Repeat every record below exactly, leaving out the pictures.

### RECORDS TO USE
--

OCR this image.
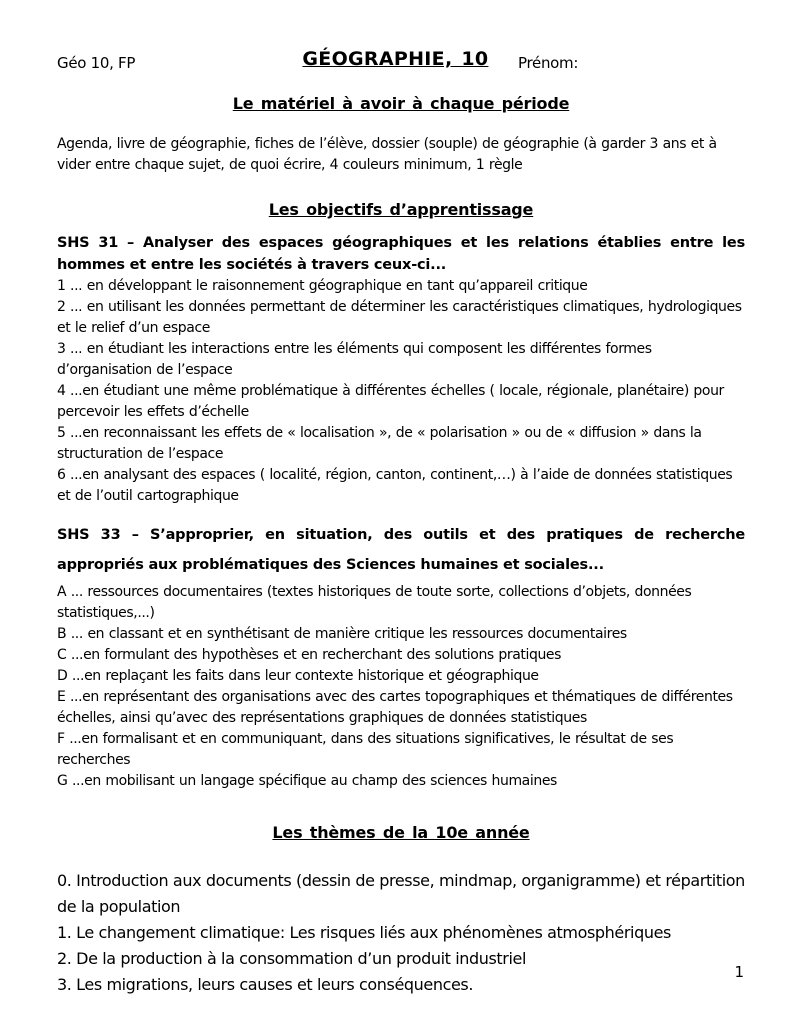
Géo 10, FP	GÉOGRAPHIE, 10 Prénom:
Le matériel à avoir à chaque période

Agenda, livre de géographie, fiches de l’élève, dossier (souple) de géographie (à garder 3 ans et à vider entre chaque sujet, de quoi écrire, 4 couleurs minimum, 1 règle

Les objectifs d’apprentissage

SHS 31 – Analyser des espaces géographiques et les relations établies entre les hommes et entre les sociétés à travers ceux-ci...

1 ... en développant le raisonnement géographique en tant qu’appareil critique
2 ... en utilisant les données permettant de déterminer les caractéristiques climatiques, hydrologiques et le relief d’un espace
3 ... en étudiant les interactions entre les éléments qui composent les différentes formes d’organisation de l’espace
4 ...en étudiant une même problématique à différentes échelles ( locale, régionale, planétaire) pour percevoir les effets d’échelle
5 ...en reconnaissant les effets de « localisation », de « polarisation » ou de « diffusion » dans la structuration de l’espace
6 ...en analysant des espaces ( localité, région, canton, continent,…) à l’aide de données statistiques et de l’outil cartographique

SHS 33 – S’approprier, en situation, des outils et des pratiques de recherche appropriés aux problématiques des Sciences humaines et sociales...

A ... ressources documentaires (textes historiques de toute sorte, collections d’objets, données statistiques,...)
B ... en classant et en synthétisant de manière critique les ressources documentaires
C ...en formulant des hypothèses et en recherchant des solutions pratiques
D ...en replaçant les faits dans leur contexte historique et géographique
E ...en représentant des organisations avec des cartes topographiques et thématiques de différentes échelles, ainsi qu’avec des représentations graphiques de données statistiques
F ...en formalisant et en communiquant, dans des situations significatives, le résultat de ses recherches
G ...en mobilisant un langage spécifique au champ des sciences humaines
Les thèmes de la 10e année
0. Introduction aux documents (dessin de presse, mindmap, organigramme) et répartition de la population
1. Le changement climatique: Les risques liés aux phénomènes atmosphériques
2. De la production à la consommation d’un produit industriel
3. Les migrations, leurs causes et leurs conséquences.
1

--

### TASK RESPONSE
OCR this image.
Géo 10, FP	GÉOGRAPHIE, 10 Prénom:
Le matériel à avoir à chaque période

Agenda, livre de géographie, fiches de l’élève, dossier (souple) de géographie (à garder 3 ans et à vider entre chaque sujet, de quoi écrire, 4 couleurs minimum, 1 règle

Les objectifs d’apprentissage

SHS 31 – Analyser des espaces géographiques et les relations établies entre les hommes et entre les sociétés à travers ceux-ci...

1 ... en développant le raisonnement géographique en tant qu’appareil critique
2 ... en utilisant les données permettant de déterminer les caractéristiques climatiques, hydrologiques et le relief d’un espace
3 ... en étudiant les interactions entre les éléments qui composent les différentes formes d’organisation de l’espace
4 ...en étudiant une même problématique à différentes échelles ( locale, régionale, planétaire) pour percevoir les effets d’échelle
5 ...en reconnaissant les effets de « localisation », de « polarisation » ou de « diffusion » dans la structuration de l’espace
6 ...en analysant des espaces ( localité, région, canton, continent,…) à l’aide de données statistiques et de l’outil cartographique

SHS 33 – S’approprier, en situation, des outils et des pratiques de recherche appropriés aux problématiques des Sciences humaines et sociales...

A ... ressources documentaires (textes historiques de toute sorte, collections d’objets, données statistiques,...)
B ... en classant et en synthétisant de manière critique les ressources documentaires
C ...en formulant des hypothèses et en recherchant des solutions pratiques
D ...en replaçant les faits dans leur contexte historique et géographique
E ...en représentant des organisations avec des cartes topographiques et thématiques de différentes échelles, ainsi qu’avec des représentations graphiques de données statistiques
F ...en formalisant et en communiquant, dans des situations significatives, le résultat de ses recherches
G ...en mobilisant un langage spécifique au champ des sciences humaines
Les thèmes de la 10e année
0. Introduction aux documents (dessin de presse, mindmap, organigramme) et répartition de la population
1. Le changement climatique: Les risques liés aux phénomènes atmosphériques
2. De la production à la consommation d’un produit industriel
3. Les migrations, leurs causes et leurs conséquences.
1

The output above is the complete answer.